What this exercise asks
1. In the passage about getting from Trapani to Favignana, which company runs the hourly summer ferries?
2. Carry on the passage about taking the ferry from Trapani to Favignana, starting right after its final sentence.

So the first and most crucial point is that the island of Favignana sits off the coastal city of Trapani in the west of Sicily.
Part of the Aegadian Islands, Favignana is the largest and most popular of this archipelago.
And the only way to reach here from Trapani is via ferry.
Luckily ferries are frequent, easy to catch and quick!
There is one main ferry company that operates all the boats from Trapani’s small, but busy port to the tiny, one pier operation of Favignana.
And the name of the company is Liberty Lines Fast Ferries, who run ferries every hour to Favignana from Trapani between roughly 8am and 7pm in the evening during the summer months.
A company called Siremar also operates ferries, but they are not as frequent and take almost double the time so I wouldn’t advise using them.
During the winter months, there’s significantly fewer ferries but, to be honest, I would avoid visiting Favignana outside of the main summer season between April and October, as you really want to experience the island’s beautiful beaches and coastal landscapes in all their glory, which you just can’t if it’s cold and wet.
FYI. yes Sicily does get cold and wet in winter!
They are also some organised cruises that will take you from Trapani to Favignana too if you want to recline in style!
Check out this top-rated option, which includes a comp drink, snorkelling and also time on the neighbouring island of Levanzo.
Buying Favignana Ferry Tickets
Tickets for the ferry to Favignana from Trapani can handily be bought online in advance via Direct Ferries.
In the busy summer months, I really do advise booking at least a day or 2 ahead of time to ensure you get the ferry times that you want, because there’s no avoiding the sailings fill up!
Yes do not make the mistake that I did and rock up to the port in Trapani 15 minutes before the ferry leaves and expect to get a ticket.

Data excerpts
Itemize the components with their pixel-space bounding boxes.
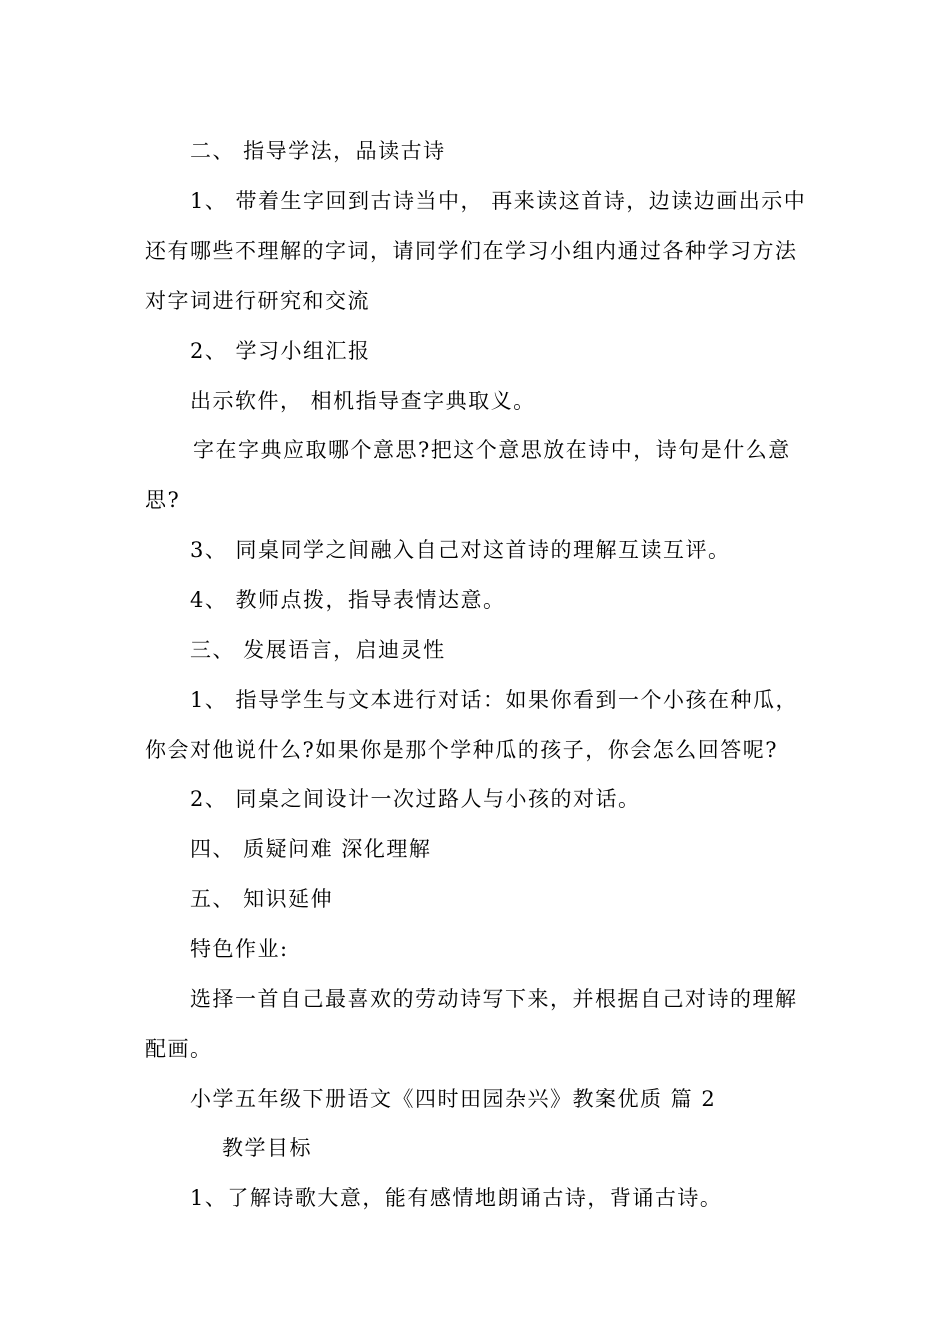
section-heading-4: 四、 质疑问难 深化理解 [190, 837, 432, 861]
section-heading-2: 二、 指导学法，品读古诗 [190, 139, 446, 163]
paragraph-line: 你会对他说什么?如果你是那个学种瓜的孩子，你会怎么回答呢? [145, 738, 779, 762]
subsection-heading: 教学目标 [222, 1136, 312, 1160]
paragraph-line: 2、 学习小组汇报 [190, 339, 371, 363]
paragraph-line: 思? [145, 488, 181, 512]
paragraph-line: 特色作业: [190, 937, 289, 961]
section-heading-5: 五、 知识延伸 [190, 887, 334, 911]
paragraph-line: 选择一首自己最喜欢的劳动诗写下来，并根据自己对诗的理解 [190, 987, 798, 1011]
paragraph-line: 1、 带着生字回到古诗当中， 再来读这首诗，边读边画出示中 [190, 189, 807, 213]
section-heading-3: 三、 发展语言，启迪灵性 [190, 638, 446, 662]
paragraph-line: 对字词进行研究和交流 [145, 289, 370, 313]
paragraph-line: 出示软件， 相机指导查字典取义。 [190, 389, 536, 413]
lesson-title: 小学五年级下册语文《四时田园杂兴》教案优质 篇 2 [190, 1087, 717, 1111]
paragraph-line: 配画。 [145, 1037, 213, 1061]
paragraph-line: 1、了解诗歌大意，能有感情地朗诵古诗，背诵古诗。 [190, 1186, 723, 1210]
paragraph-line: 3、 同桌同学之间融入自己对这首诗的理解互读互评。 [190, 538, 731, 562]
paragraph-line: 2、 同桌之间设计一次过路人与小孩的对话。 [190, 787, 641, 811]
paragraph-line: 还有哪些不理解的字词，请同学们在学习小组内通过各种学习方法 [145, 239, 798, 263]
paragraph-line: 4、 教师点拨，指导表情达意。 [190, 588, 506, 612]
paragraph-line: 字在字典应取哪个意思?把这个意思放在诗中，诗句是什么意 [193, 438, 791, 462]
paragraph-line: 1、 指导学生与文本进行对话：如果你看到一个小孩在种瓜， [190, 688, 799, 712]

Written responses
1. Liberty Lines Fast Ferries.

2.
As I discovered, you won’t!
Thankfully one of the best gelato spots I found in the whole of Sicily is right opposite the port (definitely stop at Gelateria Meno Tredici for a scoop of pistachio if you have time), but wasting an hour of your day to eat ice cream – despite being perfectly acceptable in Sicily – is not the best use of your Favignana time!
So yes, the moral of the tale is to book your Trapani to Favignana ferry tickets in advance peeps!
I’d also definitely recommend getting a return ticket, so that you can also be assured of the return sailing time you want – these fill up too of course as almost everyone wants to come home in the early evening!
You don’t get a better price for booking a return, but you do get your preferred ferry home, which is a definite win!
If you don’t want to book tickets online, then you can head directly to the port, to pick them up from the Liberty Lines office, which is right on the quay.
Arriving at Trapani Port
Once you have your ferry tickets and are ready to sail, it’s then time to make your way to Trapani’s port.
Located along Via Ammiraglio Staiti, the port is just a short stroll from Trapani’s Old Town, which is where I definitely recommend basing yourself (and staying) during your night in Trapani.
Top tip: I recommend travelling to Trapani the day before your trip to Favignana if you can, so that you can get an early ferry the next day and make the most of your Favignana time! B&B Garibaldi is a great affordable guesthouse, super central in Trapani’s old town, that I recommend booking.
When it comes to getting to Trapani in the first place, you’ll be pleased to know there’s both an international airport here (check Skyscanner for the best flight deals), as well as a good bus service that will connect you to other destinations in west Sicily including Palermo.
But back to the point in hand!
Once in Trapani, you’ll need to make your way to the port.
I recommend arriving at least 20 minutes before your ferry. You’ll see the crowds seated on wooden benches, so join them while you wait for your departure to be called.
You’ll then stand in a long queue on the pier as you wait to board the ferry – it pays to have a sunhat here and use the bathroom facilities at the port too – before showing your ticket to the attendant and walking onto the boat.
Sea Crossing to Favignana
Seats were unreserved on my sea crossing, so plonk yourself anywhere – although a window seat would be my top pick!
The sailing journey from Trapani to Favignana takes just under 1 hour and offers lovely sea views!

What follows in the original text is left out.